PROBLEM REQUIREMENTS ->
Filter the entries and keep only the lines where the string "What" appears.

***** ITEMS

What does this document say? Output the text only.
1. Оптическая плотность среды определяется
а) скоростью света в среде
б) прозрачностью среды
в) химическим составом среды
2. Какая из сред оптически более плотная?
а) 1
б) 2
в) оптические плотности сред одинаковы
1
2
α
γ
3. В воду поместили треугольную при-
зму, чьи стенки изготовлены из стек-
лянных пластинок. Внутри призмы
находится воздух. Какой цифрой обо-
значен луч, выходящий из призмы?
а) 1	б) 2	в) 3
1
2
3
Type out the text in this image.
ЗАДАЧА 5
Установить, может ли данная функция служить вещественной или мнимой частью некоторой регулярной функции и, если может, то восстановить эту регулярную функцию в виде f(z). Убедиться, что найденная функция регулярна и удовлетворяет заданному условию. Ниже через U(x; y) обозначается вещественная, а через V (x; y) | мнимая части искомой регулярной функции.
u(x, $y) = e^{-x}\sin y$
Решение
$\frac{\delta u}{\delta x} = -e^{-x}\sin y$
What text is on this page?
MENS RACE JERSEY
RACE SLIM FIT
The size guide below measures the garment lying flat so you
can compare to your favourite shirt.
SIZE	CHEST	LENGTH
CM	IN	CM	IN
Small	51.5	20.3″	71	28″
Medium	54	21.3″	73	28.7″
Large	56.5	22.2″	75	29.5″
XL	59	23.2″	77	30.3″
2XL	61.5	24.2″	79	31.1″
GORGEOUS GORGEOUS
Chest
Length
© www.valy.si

**********

FINAL RESULT ->
What does this document say? Output the text only.
What text is on this page?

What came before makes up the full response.